• What the task asks: Copy all the entries below exactly, but not the pictures.

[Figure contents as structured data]
________________________________________
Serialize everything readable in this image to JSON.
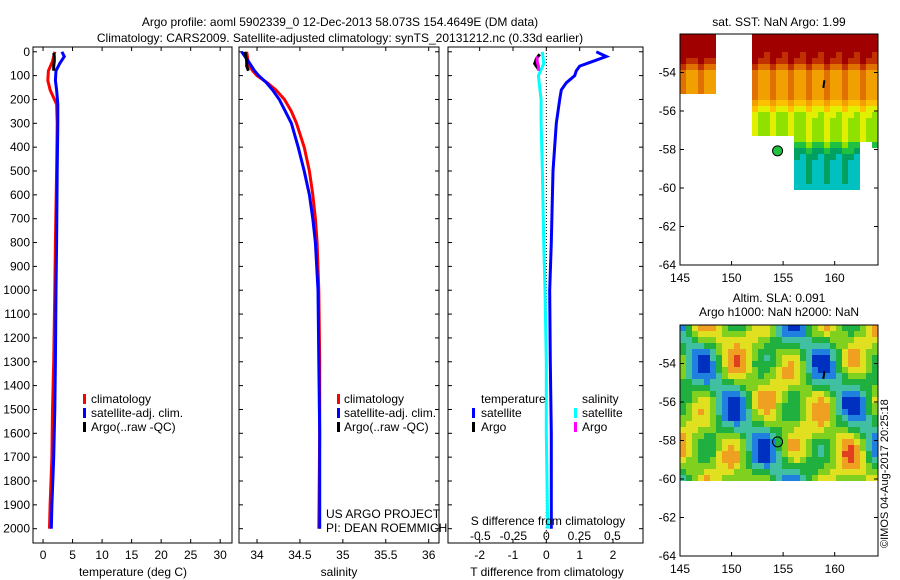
{
  "title_line1": "Argo profile: aoml 5902339_0 12-Dec-2013 58.073S 154.4649E (DM data)",
  "title_line2": "Climatology: CARS2009. Satellite-adjusted climatology: synTS_20131212.nc (0.33d earlier)",
  "credit": "©IMOS 04-Aug-2017 20:25:18",
  "project_line1": "US ARGO PROJECT",
  "project_line2": "PI: DEAN ROEMMICH",
  "colors": {
    "climatology": "#ff0000",
    "satellite": "#0000ff",
    "argo": "#000000",
    "sat_salinity": "#00ffff",
    "argo_salinity": "#ff00ff"
  },
  "chart_data": [
    {
      "type": "line",
      "xlabel": "temperature (deg C)",
      "ylabel": "depth",
      "xlim": [
        -1.7,
        32
      ],
      "ylim": [
        2060,
        -20
      ],
      "xticks": [
        "0",
        "5",
        "10",
        "15",
        "20",
        "25",
        "30"
      ],
      "yticks": [
        "0",
        "100",
        "200",
        "300",
        "400",
        "500",
        "600",
        "700",
        "800",
        "900",
        "1000",
        "1100",
        "1200",
        "1300",
        "1400",
        "1500",
        "1600",
        "1700",
        "1800",
        "1900",
        "2000"
      ],
      "legend": [
        "climatology",
        "satellite-adj. clim.",
        "Argo(..raw -QC)"
      ],
      "series": [
        {
          "name": "climatology",
          "depth": [
            0,
            40,
            80,
            120,
            160,
            220,
            300,
            500,
            800,
            1000,
            1300,
            1500,
            1700,
            1900,
            2000
          ],
          "values": [
            2.0,
            1.6,
            0.9,
            0.8,
            1.2,
            2.3,
            2.4,
            2.3,
            2.1,
            2.0,
            1.8,
            1.6,
            1.5,
            1.2,
            1.1
          ]
        },
        {
          "name": "satellite-adj. clim.",
          "depth": [
            0,
            20,
            50,
            80,
            120,
            160,
            220,
            300,
            500,
            800,
            1000,
            1300,
            1500,
            1700,
            1900,
            2000
          ],
          "values": [
            3.2,
            3.6,
            2.8,
            2.2,
            2.1,
            2.3,
            2.5,
            2.5,
            2.4,
            2.3,
            2.2,
            2.1,
            2.0,
            1.8,
            1.5,
            1.4
          ]
        },
        {
          "name": "Argo(..raw -QC)",
          "depth": [
            5,
            20,
            40,
            60,
            80
          ],
          "values": [
            1.8,
            1.9,
            1.9,
            1.8,
            1.8
          ]
        }
      ]
    },
    {
      "type": "line",
      "xlabel": "salinity",
      "xlim": [
        33.79,
        36.12
      ],
      "ylim": [
        2060,
        -20
      ],
      "xticks": [
        "34",
        "34.5",
        "35",
        "35.5",
        "36"
      ],
      "legend": [
        "climatology",
        "satellite-adj. clim.",
        "Argo(..raw -QC)"
      ],
      "series": [
        {
          "name": "climatology",
          "depth": [
            0,
            50,
            80,
            100,
            130,
            160,
            200,
            250,
            300,
            400,
            500,
            600,
            700,
            800,
            1000,
            1300,
            1600,
            2000
          ],
          "values": [
            33.88,
            33.9,
            33.95,
            34.0,
            34.12,
            34.22,
            34.32,
            34.4,
            34.46,
            34.55,
            34.61,
            34.65,
            34.68,
            34.7,
            34.72,
            34.73,
            34.73,
            34.72
          ]
        },
        {
          "name": "satellite-adj. clim.",
          "depth": [
            0,
            40,
            80,
            100,
            130,
            160,
            200,
            250,
            300,
            400,
            500,
            600,
            700,
            800,
            1000,
            1300,
            1600,
            2000
          ],
          "values": [
            33.82,
            33.9,
            33.97,
            34.02,
            34.11,
            34.18,
            34.26,
            34.33,
            34.4,
            34.48,
            34.55,
            34.61,
            34.65,
            34.68,
            34.71,
            34.72,
            34.73,
            34.73
          ]
        },
        {
          "name": "Argo(..raw -QC)",
          "depth": [
            0,
            20,
            40,
            60,
            80
          ],
          "values": [
            33.86,
            33.87,
            33.88,
            33.88,
            33.9
          ]
        }
      ]
    },
    {
      "type": "line",
      "xlabel": "T difference from climatology",
      "xlabel2": "S difference from climatology",
      "xlim": [
        -2.95,
        2.9
      ],
      "xlim2": [
        -0.5,
        0.5
      ],
      "ylim": [
        2060,
        -20
      ],
      "xticks": [
        "-2",
        "-1",
        "0",
        "1",
        "2"
      ],
      "xticks2": [
        "-0.5",
        "-0.25",
        "0",
        "0.25",
        "0.5"
      ],
      "legend_temperature_title": "temperature",
      "legend_salinity_title": "salinity",
      "legend_items": [
        "satellite",
        "Argo",
        "satellite",
        "Argo"
      ],
      "series": [
        {
          "name": "temperature satellite",
          "axis": "T",
          "depth": [
            0,
            20,
            40,
            60,
            80,
            100,
            130,
            160,
            200,
            300,
            500,
            800,
            1000,
            1300,
            1600,
            2000
          ],
          "values": [
            1.5,
            1.8,
            1.4,
            1.0,
            0.9,
            0.85,
            0.6,
            0.45,
            0.4,
            0.3,
            0.2,
            0.15,
            0.1,
            0.12,
            0.15,
            0.15
          ]
        },
        {
          "name": "temperature Argo",
          "axis": "T",
          "depth": [
            10,
            30,
            50,
            70
          ],
          "values": [
            -0.2,
            -0.3,
            -0.35,
            -0.25
          ]
        },
        {
          "name": "salinity satellite",
          "axis": "S",
          "depth": [
            0,
            50,
            100,
            150,
            200,
            300,
            500,
            800,
            1000,
            1300,
            1600,
            2000
          ],
          "values": [
            -0.03,
            -0.02,
            -0.06,
            -0.05,
            -0.04,
            -0.04,
            -0.03,
            -0.02,
            -0.01,
            0.0,
            0.0,
            0.01
          ]
        },
        {
          "name": "salinity Argo",
          "axis": "S",
          "depth": [
            20,
            40,
            60,
            80
          ],
          "values": [
            -0.07,
            -0.07,
            -0.06,
            -0.06
          ]
        }
      ]
    },
    {
      "type": "heatmap",
      "title": "sat. SST: NaN Argo: 1.99",
      "xlim": [
        145,
        164.2
      ],
      "ylim": [
        -64,
        -52
      ],
      "xticks": [
        "145",
        "150",
        "155",
        "160"
      ],
      "yticks": [
        "-54",
        "-56",
        "-58",
        "-60",
        "-62",
        "-64"
      ],
      "argo_position": [
        154.46,
        -58.07
      ]
    },
    {
      "type": "heatmap",
      "title_line1": "Altim. SLA: 0.091",
      "title_line2": "Argo h1000: NaN h2000: NaN",
      "xlim": [
        145,
        164.2
      ],
      "ylim": [
        -64,
        -52
      ],
      "xticks": [
        "145",
        "150",
        "155",
        "160"
      ],
      "yticks": [
        "-54",
        "-56",
        "-58",
        "-60",
        "-62",
        "-64"
      ],
      "argo_position": [
        154.46,
        -58.07
      ]
    }
  ]
}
________________________________________
• Result of the task:
Serialize everything readable in this image to JSON.
{
  "title_line1": "Argo profile: aoml 5902339_0 12-Dec-2013 58.073S 154.4649E (DM data)",
  "title_line2": "Climatology: CARS2009. Satellite-adjusted climatology: synTS_20131212.nc (0.33d earlier)",
  "credit": "©IMOS 04-Aug-2017 20:25:18",
  "project_line1": "US ARGO PROJECT",
  "project_line2": "PI: DEAN ROEMMICH",
  "colors": {
    "climatology": "#ff0000",
    "satellite": "#0000ff",
    "argo": "#000000",
    "sat_salinity": "#00ffff",
    "argo_salinity": "#ff00ff"
  },
  "chart_data": [
    {
      "type": "line",
      "xlabel": "temperature (deg C)",
      "ylabel": "depth",
      "xlim": [
        -1.7,
        32
      ],
      "ylim": [
        2060,
        -20
      ],
      "xticks": [
        "0",
        "5",
        "10",
        "15",
        "20",
        "25",
        "30"
      ],
      "yticks": [
        "0",
        "100",
        "200",
        "300",
        "400",
        "500",
        "600",
        "700",
        "800",
        "900",
        "1000",
        "1100",
        "1200",
        "1300",
        "1400",
        "1500",
        "1600",
        "1700",
        "1800",
        "1900",
        "2000"
      ],
      "legend": [
        "climatology",
        "satellite-adj. clim.",
        "Argo(..raw -QC)"
      ],
      "series": [
        {
          "name": "climatology",
          "depth": [
            0,
            40,
            80,
            120,
            160,
            220,
            300,
            500,
            800,
            1000,
            1300,
            1500,
            1700,
            1900,
            2000
          ],
          "values": [
            2.0,
            1.6,
            0.9,
            0.8,
            1.2,
            2.3,
            2.4,
            2.3,
            2.1,
            2.0,
            1.8,
            1.6,
            1.5,
            1.2,
            1.1
          ]
        },
        {
          "name": "satellite-adj. clim.",
          "depth": [
            0,
            20,
            50,
            80,
            120,
            160,
            220,
            300,
            500,
            800,
            1000,
            1300,
            1500,
            1700,
            1900,
            2000
          ],
          "values": [
            3.2,
            3.6,
            2.8,
            2.2,
            2.1,
            2.3,
            2.5,
            2.5,
            2.4,
            2.3,
            2.2,
            2.1,
            2.0,
            1.8,
            1.5,
            1.4
          ]
        },
        {
          "name": "Argo(..raw -QC)",
          "depth": [
            5,
            20,
            40,
            60,
            80
          ],
          "values": [
            1.8,
            1.9,
            1.9,
            1.8,
            1.8
          ]
        }
      ]
    },
    {
      "type": "line",
      "xlabel": "salinity",
      "xlim": [
        33.79,
        36.12
      ],
      "ylim": [
        2060,
        -20
      ],
      "xticks": [
        "34",
        "34.5",
        "35",
        "35.5",
        "36"
      ],
      "legend": [
        "climatology",
        "satellite-adj. clim.",
        "Argo(..raw -QC)"
      ],
      "series": [
        {
          "name": "climatology",
          "depth": [
            0,
            50,
            80,
            100,
            130,
            160,
            200,
            250,
            300,
            400,
            500,
            600,
            700,
            800,
            1000,
            1300,
            1600,
            2000
          ],
          "values": [
            33.88,
            33.9,
            33.95,
            34.0,
            34.12,
            34.22,
            34.32,
            34.4,
            34.46,
            34.55,
            34.61,
            34.65,
            34.68,
            34.7,
            34.72,
            34.73,
            34.73,
            34.72
          ]
        },
        {
          "name": "satellite-adj. clim.",
          "depth": [
            0,
            40,
            80,
            100,
            130,
            160,
            200,
            250,
            300,
            400,
            500,
            600,
            700,
            800,
            1000,
            1300,
            1600,
            2000
          ],
          "values": [
            33.82,
            33.9,
            33.97,
            34.02,
            34.11,
            34.18,
            34.26,
            34.33,
            34.4,
            34.48,
            34.55,
            34.61,
            34.65,
            34.68,
            34.71,
            34.72,
            34.73,
            34.73
          ]
        },
        {
          "name": "Argo(..raw -QC)",
          "depth": [
            0,
            20,
            40,
            60,
            80
          ],
          "values": [
            33.86,
            33.87,
            33.88,
            33.88,
            33.9
          ]
        }
      ]
    },
    {
      "type": "line",
      "xlabel": "T difference from climatology",
      "xlabel2": "S difference from climatology",
      "xlim": [
        -2.95,
        2.9
      ],
      "xlim2": [
        -0.5,
        0.5
      ],
      "ylim": [
        2060,
        -20
      ],
      "xticks": [
        "-2",
        "-1",
        "0",
        "1",
        "2"
      ],
      "xticks2": [
        "-0.5",
        "-0.25",
        "0",
        "0.25",
        "0.5"
      ],
      "legend_temperature_title": "temperature",
      "legend_salinity_title": "salinity",
      "legend_items": [
        "satellite",
        "Argo",
        "satellite",
        "Argo"
      ],
      "series": [
        {
          "name": "temperature satellite",
          "axis": "T",
          "depth": [
            0,
            20,
            40,
            60,
            80,
            100,
            130,
            160,
            200,
            300,
            500,
            800,
            1000,
            1300,
            1600,
            2000
          ],
          "values": [
            1.5,
            1.8,
            1.4,
            1.0,
            0.9,
            0.85,
            0.6,
            0.45,
            0.4,
            0.3,
            0.2,
            0.15,
            0.1,
            0.12,
            0.15,
            0.15
          ]
        },
        {
          "name": "temperature Argo",
          "axis": "T",
          "depth": [
            10,
            30,
            50,
            70
          ],
          "values": [
            -0.2,
            -0.3,
            -0.35,
            -0.25
          ]
        },
        {
          "name": "salinity satellite",
          "axis": "S",
          "depth": [
            0,
            50,
            100,
            150,
            200,
            300,
            500,
            800,
            1000,
            1300,
            1600,
            2000
          ],
          "values": [
            -0.03,
            -0.02,
            -0.06,
            -0.05,
            -0.04,
            -0.04,
            -0.03,
            -0.02,
            -0.01,
            0.0,
            0.0,
            0.01
          ]
        },
        {
          "name": "salinity Argo",
          "axis": "S",
          "depth": [
            20,
            40,
            60,
            80
          ],
          "values": [
            -0.07,
            -0.07,
            -0.06,
            -0.06
          ]
        }
      ]
    },
    {
      "type": "heatmap",
      "title": "sat. SST: NaN Argo: 1.99",
      "xlim": [
        145,
        164.2
      ],
      "ylim": [
        -64,
        -52
      ],
      "xticks": [
        "145",
        "150",
        "155",
        "160"
      ],
      "yticks": [
        "-54",
        "-56",
        "-58",
        "-60",
        "-62",
        "-64"
      ],
      "argo_position": [
        154.46,
        -58.07
      ]
    },
    {
      "type": "heatmap",
      "title_line1": "Altim. SLA: 0.091",
      "title_line2": "Argo h1000: NaN h2000: NaN",
      "xlim": [
        145,
        164.2
      ],
      "ylim": [
        -64,
        -52
      ],
      "xticks": [
        "145",
        "150",
        "155",
        "160"
      ],
      "yticks": [
        "-54",
        "-56",
        "-58",
        "-60",
        "-62",
        "-64"
      ],
      "argo_position": [
        154.46,
        -58.07
      ]
    }
  ]
}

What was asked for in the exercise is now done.